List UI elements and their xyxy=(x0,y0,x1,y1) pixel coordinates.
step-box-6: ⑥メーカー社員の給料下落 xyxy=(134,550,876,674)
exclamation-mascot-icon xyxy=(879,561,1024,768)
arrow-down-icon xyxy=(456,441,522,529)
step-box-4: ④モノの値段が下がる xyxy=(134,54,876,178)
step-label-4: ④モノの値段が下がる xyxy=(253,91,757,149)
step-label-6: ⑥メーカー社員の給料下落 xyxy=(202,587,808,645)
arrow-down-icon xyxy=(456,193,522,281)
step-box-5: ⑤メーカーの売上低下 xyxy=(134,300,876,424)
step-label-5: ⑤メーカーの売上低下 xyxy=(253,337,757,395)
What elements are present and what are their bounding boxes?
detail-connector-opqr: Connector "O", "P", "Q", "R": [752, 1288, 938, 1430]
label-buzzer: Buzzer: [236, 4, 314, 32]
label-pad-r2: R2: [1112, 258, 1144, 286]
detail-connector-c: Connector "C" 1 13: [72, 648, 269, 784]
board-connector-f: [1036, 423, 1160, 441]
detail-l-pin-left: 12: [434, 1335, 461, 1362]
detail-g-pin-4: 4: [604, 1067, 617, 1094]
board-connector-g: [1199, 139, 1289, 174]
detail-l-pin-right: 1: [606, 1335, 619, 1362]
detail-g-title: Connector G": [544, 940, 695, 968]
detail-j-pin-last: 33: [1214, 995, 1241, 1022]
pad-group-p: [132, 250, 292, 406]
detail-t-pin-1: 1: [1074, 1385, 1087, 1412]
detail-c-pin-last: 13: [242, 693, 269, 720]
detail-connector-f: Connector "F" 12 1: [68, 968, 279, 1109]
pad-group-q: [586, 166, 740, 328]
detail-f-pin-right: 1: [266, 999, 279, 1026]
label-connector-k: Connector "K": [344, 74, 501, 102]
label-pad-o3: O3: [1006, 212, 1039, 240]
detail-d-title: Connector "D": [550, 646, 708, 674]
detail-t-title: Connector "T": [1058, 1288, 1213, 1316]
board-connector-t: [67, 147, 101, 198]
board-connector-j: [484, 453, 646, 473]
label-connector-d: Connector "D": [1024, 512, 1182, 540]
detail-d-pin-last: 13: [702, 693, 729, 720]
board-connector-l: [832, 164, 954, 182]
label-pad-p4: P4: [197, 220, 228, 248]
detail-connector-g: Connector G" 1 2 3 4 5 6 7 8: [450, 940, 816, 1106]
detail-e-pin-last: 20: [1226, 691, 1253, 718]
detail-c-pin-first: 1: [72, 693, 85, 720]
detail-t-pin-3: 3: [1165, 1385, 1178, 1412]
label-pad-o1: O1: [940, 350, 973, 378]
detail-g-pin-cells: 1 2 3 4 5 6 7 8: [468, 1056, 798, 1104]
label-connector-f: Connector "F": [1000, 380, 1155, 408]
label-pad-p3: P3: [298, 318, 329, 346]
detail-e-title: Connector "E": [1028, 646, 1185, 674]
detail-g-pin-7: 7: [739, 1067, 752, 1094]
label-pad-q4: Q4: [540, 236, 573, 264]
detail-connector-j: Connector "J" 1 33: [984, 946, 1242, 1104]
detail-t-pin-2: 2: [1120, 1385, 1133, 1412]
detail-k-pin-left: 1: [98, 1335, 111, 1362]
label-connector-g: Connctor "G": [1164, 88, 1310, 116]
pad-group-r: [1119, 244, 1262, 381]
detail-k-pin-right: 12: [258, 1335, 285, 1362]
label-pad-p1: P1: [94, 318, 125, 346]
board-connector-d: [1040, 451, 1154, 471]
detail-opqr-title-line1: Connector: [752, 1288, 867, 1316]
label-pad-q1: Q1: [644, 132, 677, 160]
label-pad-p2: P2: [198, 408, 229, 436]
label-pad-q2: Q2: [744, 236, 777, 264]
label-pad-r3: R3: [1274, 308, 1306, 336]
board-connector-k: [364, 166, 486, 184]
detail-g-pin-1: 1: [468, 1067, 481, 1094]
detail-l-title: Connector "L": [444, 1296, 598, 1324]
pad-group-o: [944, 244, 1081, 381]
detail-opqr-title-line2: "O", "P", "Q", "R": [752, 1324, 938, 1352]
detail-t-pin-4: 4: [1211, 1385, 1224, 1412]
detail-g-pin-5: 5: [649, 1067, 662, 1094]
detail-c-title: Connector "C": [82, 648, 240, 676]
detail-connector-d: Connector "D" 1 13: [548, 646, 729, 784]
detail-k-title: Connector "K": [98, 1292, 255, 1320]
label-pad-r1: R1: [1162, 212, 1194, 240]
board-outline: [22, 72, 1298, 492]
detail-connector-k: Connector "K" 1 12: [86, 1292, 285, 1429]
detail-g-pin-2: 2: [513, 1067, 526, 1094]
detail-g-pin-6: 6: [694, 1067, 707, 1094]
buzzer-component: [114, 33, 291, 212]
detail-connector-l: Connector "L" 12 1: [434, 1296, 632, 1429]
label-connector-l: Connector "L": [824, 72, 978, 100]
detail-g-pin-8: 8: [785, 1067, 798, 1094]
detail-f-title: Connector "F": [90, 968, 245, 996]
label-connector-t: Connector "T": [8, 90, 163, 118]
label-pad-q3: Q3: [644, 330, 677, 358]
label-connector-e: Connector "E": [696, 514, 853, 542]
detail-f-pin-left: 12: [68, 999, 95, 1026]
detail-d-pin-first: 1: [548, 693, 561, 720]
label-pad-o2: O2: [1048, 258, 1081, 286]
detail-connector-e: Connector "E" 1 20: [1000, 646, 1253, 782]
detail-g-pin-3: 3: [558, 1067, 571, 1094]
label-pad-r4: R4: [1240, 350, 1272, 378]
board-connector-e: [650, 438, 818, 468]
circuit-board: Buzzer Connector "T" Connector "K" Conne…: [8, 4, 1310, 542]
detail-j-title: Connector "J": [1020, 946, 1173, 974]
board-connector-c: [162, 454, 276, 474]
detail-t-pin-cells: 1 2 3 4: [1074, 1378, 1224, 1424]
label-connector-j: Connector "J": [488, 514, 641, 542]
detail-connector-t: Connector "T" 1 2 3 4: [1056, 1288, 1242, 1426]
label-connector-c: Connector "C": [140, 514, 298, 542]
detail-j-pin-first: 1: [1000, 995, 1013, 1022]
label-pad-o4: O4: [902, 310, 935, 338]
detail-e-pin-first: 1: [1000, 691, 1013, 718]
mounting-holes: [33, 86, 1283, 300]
—————
Copy every line of the records above without changing a single character.

List UI elements and their xyxy=(x0,y0,x1,y1) pixel coordinates.
step-box-6: ⑥メーカー社員の給料下落 xyxy=(134,550,876,674)
exclamation-mascot-icon xyxy=(879,561,1024,768)
arrow-down-icon xyxy=(456,441,522,529)
step-box-4: ④モノの値段が下がる xyxy=(134,54,876,178)
step-label-4: ④モノの値段が下がる xyxy=(253,91,757,149)
step-label-6: ⑥メーカー社員の給料下落 xyxy=(202,587,808,645)
arrow-down-icon xyxy=(456,193,522,281)
step-box-5: ⑤メーカーの売上低下 xyxy=(134,300,876,424)
step-label-5: ⑤メーカーの売上低下 xyxy=(253,337,757,395)
What elements are present and what are their bounding boxes?
detail-connector-opqr: Connector "O", "P", "Q", "R": [752, 1288, 938, 1430]
label-buzzer: Buzzer: [236, 4, 314, 32]
label-pad-r2: R2: [1112, 258, 1144, 286]
detail-connector-c: Connector "C" 1 13: [72, 648, 269, 784]
board-connector-f: [1036, 423, 1160, 441]
detail-l-pin-left: 12: [434, 1335, 461, 1362]
detail-g-pin-4: 4: [604, 1067, 617, 1094]
board-connector-g: [1199, 139, 1289, 174]
detail-l-pin-right: 1: [606, 1335, 619, 1362]
detail-g-title: Connector G": [544, 940, 695, 968]
detail-j-pin-last: 33: [1214, 995, 1241, 1022]
pad-group-p: [132, 250, 292, 406]
detail-t-pin-1: 1: [1074, 1385, 1087, 1412]
detail-c-pin-last: 13: [242, 693, 269, 720]
detail-connector-f: Connector "F" 12 1: [68, 968, 279, 1109]
pad-group-q: [586, 166, 740, 328]
detail-f-pin-right: 1: [266, 999, 279, 1026]
label-connector-k: Connector "K": [344, 74, 501, 102]
label-pad-o3: O3: [1006, 212, 1039, 240]
detail-d-title: Connector "D": [550, 646, 708, 674]
detail-t-title: Connector "T": [1058, 1288, 1213, 1316]
board-connector-t: [67, 147, 101, 198]
board-connector-j: [484, 453, 646, 473]
label-connector-d: Connector "D": [1024, 512, 1182, 540]
detail-d-pin-last: 13: [702, 693, 729, 720]
board-connector-l: [832, 164, 954, 182]
label-pad-p4: P4: [197, 220, 228, 248]
detail-connector-g: Connector G" 1 2 3 4 5 6 7 8: [450, 940, 816, 1106]
detail-e-pin-last: 20: [1226, 691, 1253, 718]
detail-c-pin-first: 1: [72, 693, 85, 720]
detail-t-pin-3: 3: [1165, 1385, 1178, 1412]
label-pad-o1: O1: [940, 350, 973, 378]
detail-g-pin-cells: 1 2 3 4 5 6 7 8: [468, 1056, 798, 1104]
label-connector-f: Connector "F": [1000, 380, 1155, 408]
label-pad-p3: P3: [298, 318, 329, 346]
detail-e-title: Connector "E": [1028, 646, 1185, 674]
detail-g-pin-7: 7: [739, 1067, 752, 1094]
label-pad-q4: Q4: [540, 236, 573, 264]
detail-connector-j: Connector "J" 1 33: [984, 946, 1242, 1104]
detail-t-pin-2: 2: [1120, 1385, 1133, 1412]
detail-k-pin-left: 1: [98, 1335, 111, 1362]
label-connector-g: Connctor "G": [1164, 88, 1310, 116]
pad-group-r: [1119, 244, 1262, 381]
detail-k-pin-right: 12: [258, 1335, 285, 1362]
label-pad-p1: P1: [94, 318, 125, 346]
board-connector-d: [1040, 451, 1154, 471]
detail-opqr-title-line1: Connector: [752, 1288, 867, 1316]
label-pad-q1: Q1: [644, 132, 677, 160]
label-pad-p2: P2: [198, 408, 229, 436]
label-pad-q2: Q2: [744, 236, 777, 264]
label-pad-r3: R3: [1274, 308, 1306, 336]
board-connector-k: [364, 166, 486, 184]
detail-g-pin-1: 1: [468, 1067, 481, 1094]
detail-l-title: Connector "L": [444, 1296, 598, 1324]
pad-group-o: [944, 244, 1081, 381]
detail-opqr-title-line2: "O", "P", "Q", "R": [752, 1324, 938, 1352]
detail-t-pin-4: 4: [1211, 1385, 1224, 1412]
detail-g-pin-5: 5: [649, 1067, 662, 1094]
detail-c-title: Connector "C": [82, 648, 240, 676]
detail-connector-d: Connector "D" 1 13: [548, 646, 729, 784]
detail-k-title: Connector "K": [98, 1292, 255, 1320]
label-pad-r1: R1: [1162, 212, 1194, 240]
board-outline: [22, 72, 1298, 492]
detail-connector-k: Connector "K" 1 12: [86, 1292, 285, 1429]
detail-g-pin-2: 2: [513, 1067, 526, 1094]
detail-g-pin-6: 6: [694, 1067, 707, 1094]
buzzer-component: [114, 33, 291, 212]
detail-connector-l: Connector "L" 12 1: [434, 1296, 632, 1429]
label-connector-l: Connector "L": [824, 72, 978, 100]
detail-g-pin-8: 8: [785, 1067, 798, 1094]
detail-f-title: Connector "F": [90, 968, 245, 996]
label-connector-t: Connector "T": [8, 90, 163, 118]
label-pad-q3: Q3: [644, 330, 677, 358]
label-connector-e: Connector "E": [696, 514, 853, 542]
detail-f-pin-left: 12: [68, 999, 95, 1026]
detail-d-pin-first: 1: [548, 693, 561, 720]
label-pad-o2: O2: [1048, 258, 1081, 286]
detail-connector-e: Connector "E" 1 20: [1000, 646, 1253, 782]
detail-g-pin-3: 3: [558, 1067, 571, 1094]
label-pad-r4: R4: [1240, 350, 1272, 378]
board-connector-e: [650, 438, 818, 468]
circuit-board: Buzzer Connector "T" Connector "K" Conne…: [8, 4, 1310, 542]
detail-j-title: Connector "J": [1020, 946, 1173, 974]
board-connector-c: [162, 454, 276, 474]
detail-t-pin-cells: 1 2 3 4: [1074, 1378, 1224, 1424]
label-connector-j: Connector "J": [488, 514, 641, 542]
detail-connector-t: Connector "T" 1 2 3 4: [1056, 1288, 1242, 1426]
label-connector-c: Connector "C": [140, 514, 298, 542]
detail-j-pin-first: 1: [1000, 995, 1013, 1022]
label-pad-o4: O4: [902, 310, 935, 338]
detail-e-pin-first: 1: [1000, 691, 1013, 718]
mounting-holes: [33, 86, 1283, 300]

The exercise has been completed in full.